_TASK REQUIREMENTS:_
Find and return each line containing "value".

Dataset entries
◆ ◆ ◆

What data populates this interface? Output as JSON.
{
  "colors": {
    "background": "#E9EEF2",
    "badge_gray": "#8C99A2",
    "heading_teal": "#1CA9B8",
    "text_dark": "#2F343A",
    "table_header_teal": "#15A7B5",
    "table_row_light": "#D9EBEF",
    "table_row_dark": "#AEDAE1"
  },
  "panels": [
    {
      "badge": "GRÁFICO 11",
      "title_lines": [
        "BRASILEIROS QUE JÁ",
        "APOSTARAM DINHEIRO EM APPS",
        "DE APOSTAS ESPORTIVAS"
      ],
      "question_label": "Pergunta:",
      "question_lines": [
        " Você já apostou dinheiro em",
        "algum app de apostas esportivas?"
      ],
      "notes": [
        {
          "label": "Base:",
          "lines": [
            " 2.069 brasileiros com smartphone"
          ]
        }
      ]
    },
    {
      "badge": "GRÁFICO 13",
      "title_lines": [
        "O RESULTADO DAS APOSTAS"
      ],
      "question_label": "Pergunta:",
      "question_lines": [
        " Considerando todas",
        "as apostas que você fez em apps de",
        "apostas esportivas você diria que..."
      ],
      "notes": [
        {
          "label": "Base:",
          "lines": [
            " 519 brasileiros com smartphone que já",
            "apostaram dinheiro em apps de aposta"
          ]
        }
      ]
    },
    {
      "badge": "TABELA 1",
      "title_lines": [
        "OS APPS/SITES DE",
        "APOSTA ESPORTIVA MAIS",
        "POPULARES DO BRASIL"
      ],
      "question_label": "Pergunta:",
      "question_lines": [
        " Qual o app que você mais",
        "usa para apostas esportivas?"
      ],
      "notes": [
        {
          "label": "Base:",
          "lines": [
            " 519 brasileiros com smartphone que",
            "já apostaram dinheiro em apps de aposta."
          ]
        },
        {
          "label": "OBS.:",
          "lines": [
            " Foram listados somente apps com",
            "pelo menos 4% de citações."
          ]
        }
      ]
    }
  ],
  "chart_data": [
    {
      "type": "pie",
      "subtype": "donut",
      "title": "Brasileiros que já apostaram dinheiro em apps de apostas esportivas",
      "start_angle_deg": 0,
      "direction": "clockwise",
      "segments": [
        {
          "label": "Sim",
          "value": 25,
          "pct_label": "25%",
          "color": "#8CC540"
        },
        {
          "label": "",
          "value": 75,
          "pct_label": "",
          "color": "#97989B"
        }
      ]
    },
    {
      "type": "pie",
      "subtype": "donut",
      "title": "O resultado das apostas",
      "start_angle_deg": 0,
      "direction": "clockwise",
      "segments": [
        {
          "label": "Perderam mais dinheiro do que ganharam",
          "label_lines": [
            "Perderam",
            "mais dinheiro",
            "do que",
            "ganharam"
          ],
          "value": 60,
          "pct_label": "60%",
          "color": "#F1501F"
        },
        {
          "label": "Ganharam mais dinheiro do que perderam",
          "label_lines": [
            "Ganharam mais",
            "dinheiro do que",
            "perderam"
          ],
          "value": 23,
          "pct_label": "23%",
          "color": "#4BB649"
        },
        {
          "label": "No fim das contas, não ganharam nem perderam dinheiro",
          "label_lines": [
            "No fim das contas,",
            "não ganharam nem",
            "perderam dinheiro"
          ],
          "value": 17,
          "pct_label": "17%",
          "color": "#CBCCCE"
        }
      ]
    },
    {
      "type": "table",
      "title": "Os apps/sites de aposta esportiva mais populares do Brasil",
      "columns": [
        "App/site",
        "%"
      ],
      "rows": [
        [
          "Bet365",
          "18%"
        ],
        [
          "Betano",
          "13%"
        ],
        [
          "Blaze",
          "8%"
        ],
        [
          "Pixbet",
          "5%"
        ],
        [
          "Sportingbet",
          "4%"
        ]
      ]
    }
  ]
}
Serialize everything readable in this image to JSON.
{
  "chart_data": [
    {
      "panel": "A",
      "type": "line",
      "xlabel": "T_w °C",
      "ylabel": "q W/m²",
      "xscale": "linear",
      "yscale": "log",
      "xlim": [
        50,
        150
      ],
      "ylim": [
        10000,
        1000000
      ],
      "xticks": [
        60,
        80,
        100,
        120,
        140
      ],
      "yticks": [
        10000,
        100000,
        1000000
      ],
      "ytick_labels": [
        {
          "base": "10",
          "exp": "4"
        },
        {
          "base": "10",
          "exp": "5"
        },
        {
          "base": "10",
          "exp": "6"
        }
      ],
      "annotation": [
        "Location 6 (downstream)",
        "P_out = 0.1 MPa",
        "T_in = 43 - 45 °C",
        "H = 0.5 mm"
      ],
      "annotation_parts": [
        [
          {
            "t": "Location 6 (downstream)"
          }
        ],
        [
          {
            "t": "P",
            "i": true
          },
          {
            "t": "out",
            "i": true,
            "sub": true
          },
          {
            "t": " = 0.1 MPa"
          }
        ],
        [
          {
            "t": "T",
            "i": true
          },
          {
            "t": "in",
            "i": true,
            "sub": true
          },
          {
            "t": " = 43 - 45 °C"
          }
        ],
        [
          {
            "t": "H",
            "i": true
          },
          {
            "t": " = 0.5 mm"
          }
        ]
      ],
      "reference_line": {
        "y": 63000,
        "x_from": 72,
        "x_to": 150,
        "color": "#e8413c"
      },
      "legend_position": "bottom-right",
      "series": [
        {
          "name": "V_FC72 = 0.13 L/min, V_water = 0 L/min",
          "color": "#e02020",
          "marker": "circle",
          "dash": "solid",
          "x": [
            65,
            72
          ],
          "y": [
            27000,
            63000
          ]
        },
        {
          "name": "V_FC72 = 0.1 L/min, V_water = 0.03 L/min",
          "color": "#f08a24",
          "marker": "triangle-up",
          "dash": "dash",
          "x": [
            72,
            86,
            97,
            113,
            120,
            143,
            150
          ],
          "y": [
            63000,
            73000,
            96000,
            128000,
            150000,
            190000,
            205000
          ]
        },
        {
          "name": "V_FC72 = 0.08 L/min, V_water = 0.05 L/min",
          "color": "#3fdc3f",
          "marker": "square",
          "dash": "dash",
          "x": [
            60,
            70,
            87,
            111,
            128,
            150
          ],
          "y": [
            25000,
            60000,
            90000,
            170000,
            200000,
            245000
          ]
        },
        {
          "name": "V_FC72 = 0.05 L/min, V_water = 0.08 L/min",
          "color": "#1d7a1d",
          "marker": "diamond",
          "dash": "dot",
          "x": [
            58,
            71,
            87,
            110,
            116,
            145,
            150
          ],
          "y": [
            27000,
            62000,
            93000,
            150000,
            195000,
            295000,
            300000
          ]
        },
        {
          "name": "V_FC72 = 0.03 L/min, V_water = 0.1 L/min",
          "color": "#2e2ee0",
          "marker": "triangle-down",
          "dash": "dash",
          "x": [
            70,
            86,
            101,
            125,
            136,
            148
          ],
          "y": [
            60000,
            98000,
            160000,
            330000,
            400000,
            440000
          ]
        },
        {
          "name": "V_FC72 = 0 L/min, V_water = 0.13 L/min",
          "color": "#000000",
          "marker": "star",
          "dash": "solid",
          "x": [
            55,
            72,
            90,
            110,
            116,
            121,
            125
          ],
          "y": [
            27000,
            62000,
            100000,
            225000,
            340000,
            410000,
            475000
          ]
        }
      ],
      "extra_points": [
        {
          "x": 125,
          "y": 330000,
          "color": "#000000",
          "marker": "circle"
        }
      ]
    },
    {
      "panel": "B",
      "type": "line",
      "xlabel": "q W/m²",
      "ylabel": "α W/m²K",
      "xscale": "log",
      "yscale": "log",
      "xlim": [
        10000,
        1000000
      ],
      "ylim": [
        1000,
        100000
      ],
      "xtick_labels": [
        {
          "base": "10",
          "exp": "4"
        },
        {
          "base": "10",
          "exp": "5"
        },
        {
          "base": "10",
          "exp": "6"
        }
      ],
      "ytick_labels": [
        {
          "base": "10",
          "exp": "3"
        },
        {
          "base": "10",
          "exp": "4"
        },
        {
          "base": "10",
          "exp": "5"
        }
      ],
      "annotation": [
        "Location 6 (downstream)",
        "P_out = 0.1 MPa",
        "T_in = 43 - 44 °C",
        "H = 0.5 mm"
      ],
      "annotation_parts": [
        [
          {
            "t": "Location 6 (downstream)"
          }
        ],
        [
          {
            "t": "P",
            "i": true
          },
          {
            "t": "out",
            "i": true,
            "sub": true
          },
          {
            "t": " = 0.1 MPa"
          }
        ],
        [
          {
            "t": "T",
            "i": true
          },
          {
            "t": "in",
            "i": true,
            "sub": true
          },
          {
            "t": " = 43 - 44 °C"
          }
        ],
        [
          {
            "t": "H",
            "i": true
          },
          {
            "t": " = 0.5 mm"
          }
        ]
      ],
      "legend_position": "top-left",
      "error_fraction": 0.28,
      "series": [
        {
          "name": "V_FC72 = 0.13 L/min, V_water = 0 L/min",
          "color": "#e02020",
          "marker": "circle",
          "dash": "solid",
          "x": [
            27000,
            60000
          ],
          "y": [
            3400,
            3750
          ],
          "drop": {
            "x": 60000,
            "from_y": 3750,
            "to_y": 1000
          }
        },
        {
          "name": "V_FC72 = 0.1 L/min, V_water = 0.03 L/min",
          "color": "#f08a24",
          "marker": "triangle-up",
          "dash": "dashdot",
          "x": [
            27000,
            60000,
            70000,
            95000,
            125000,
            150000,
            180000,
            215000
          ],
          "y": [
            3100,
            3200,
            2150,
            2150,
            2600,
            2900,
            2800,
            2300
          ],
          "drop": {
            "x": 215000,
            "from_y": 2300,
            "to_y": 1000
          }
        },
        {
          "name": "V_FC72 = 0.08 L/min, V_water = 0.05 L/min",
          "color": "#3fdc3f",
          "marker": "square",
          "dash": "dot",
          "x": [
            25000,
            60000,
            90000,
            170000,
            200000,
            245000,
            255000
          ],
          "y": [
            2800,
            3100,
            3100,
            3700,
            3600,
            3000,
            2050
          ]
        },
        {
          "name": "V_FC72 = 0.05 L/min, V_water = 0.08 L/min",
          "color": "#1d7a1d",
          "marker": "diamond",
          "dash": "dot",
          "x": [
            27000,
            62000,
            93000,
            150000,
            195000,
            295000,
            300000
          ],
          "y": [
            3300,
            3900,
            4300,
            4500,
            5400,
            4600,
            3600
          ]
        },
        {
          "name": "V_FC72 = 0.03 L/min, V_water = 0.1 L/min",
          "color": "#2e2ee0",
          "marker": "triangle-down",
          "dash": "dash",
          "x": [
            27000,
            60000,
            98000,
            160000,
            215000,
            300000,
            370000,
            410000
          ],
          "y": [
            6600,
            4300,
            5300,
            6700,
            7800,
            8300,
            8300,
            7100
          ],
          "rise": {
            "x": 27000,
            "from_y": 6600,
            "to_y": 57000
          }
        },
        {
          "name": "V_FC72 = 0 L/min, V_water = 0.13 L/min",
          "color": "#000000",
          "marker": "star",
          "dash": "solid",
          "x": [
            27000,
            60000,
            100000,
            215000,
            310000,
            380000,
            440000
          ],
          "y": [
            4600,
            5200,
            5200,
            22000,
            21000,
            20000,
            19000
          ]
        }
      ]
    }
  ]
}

◆ ◆ ◆

_THE OUTPUT:_
          "value": 25,
          "value": 75,
          "value": 60,
          "value": 23,
          "value": 17,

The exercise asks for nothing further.